Task prompt —
Take every line from the listing below that contains "this".

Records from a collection

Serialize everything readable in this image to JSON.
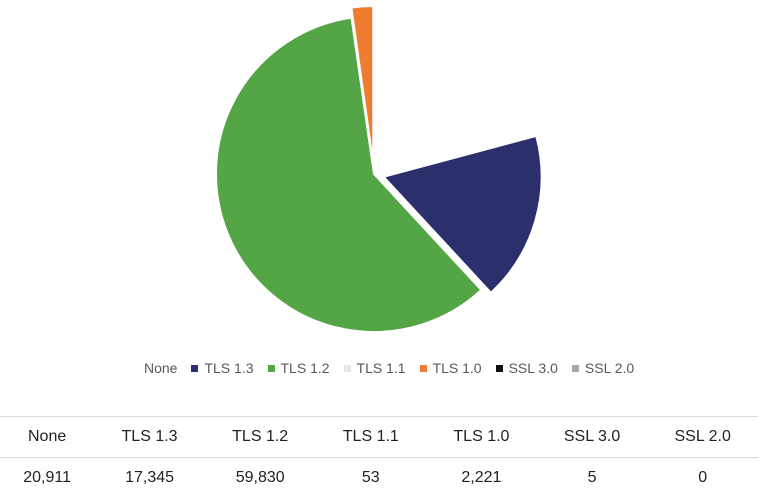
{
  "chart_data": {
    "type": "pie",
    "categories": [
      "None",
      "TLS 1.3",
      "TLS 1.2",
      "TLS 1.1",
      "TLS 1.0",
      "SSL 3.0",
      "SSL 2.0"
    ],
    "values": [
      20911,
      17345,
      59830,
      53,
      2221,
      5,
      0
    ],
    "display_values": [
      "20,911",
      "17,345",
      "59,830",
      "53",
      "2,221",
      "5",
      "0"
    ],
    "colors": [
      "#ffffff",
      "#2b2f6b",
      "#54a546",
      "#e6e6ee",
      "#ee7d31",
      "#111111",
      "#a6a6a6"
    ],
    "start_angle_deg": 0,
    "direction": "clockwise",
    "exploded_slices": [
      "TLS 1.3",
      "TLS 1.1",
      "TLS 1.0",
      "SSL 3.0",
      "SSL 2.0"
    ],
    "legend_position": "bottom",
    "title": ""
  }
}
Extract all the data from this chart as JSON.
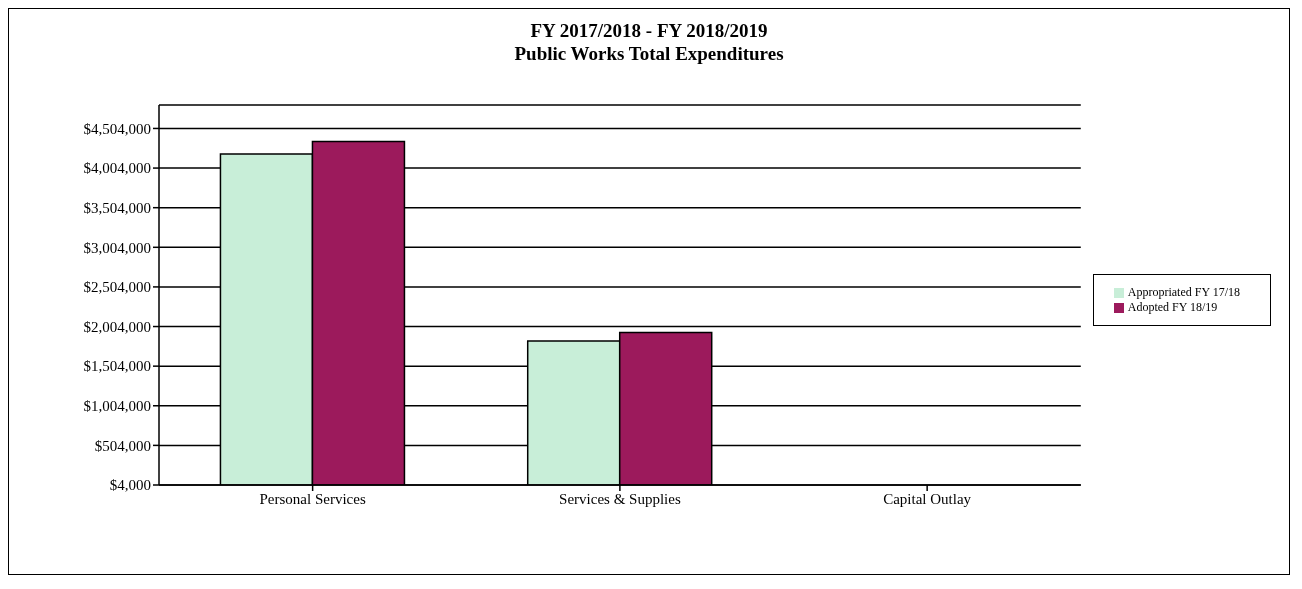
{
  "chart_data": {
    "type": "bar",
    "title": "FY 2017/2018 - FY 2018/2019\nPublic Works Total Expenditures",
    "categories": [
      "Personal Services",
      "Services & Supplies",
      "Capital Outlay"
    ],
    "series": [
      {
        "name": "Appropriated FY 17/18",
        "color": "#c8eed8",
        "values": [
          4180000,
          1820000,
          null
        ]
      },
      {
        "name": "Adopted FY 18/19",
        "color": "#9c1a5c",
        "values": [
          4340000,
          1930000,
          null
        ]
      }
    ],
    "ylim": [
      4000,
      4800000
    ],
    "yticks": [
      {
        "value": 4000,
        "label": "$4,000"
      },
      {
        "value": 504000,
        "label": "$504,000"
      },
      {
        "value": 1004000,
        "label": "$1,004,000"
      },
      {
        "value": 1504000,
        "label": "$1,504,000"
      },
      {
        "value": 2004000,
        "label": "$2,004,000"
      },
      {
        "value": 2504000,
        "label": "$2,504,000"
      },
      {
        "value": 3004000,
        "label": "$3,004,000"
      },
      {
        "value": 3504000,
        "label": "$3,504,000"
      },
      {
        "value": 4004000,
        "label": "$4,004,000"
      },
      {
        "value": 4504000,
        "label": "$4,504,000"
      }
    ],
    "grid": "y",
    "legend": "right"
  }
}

Correct answer —
Serialize everything readable in this image to JSON.
Extract all the data from this chart as JSON.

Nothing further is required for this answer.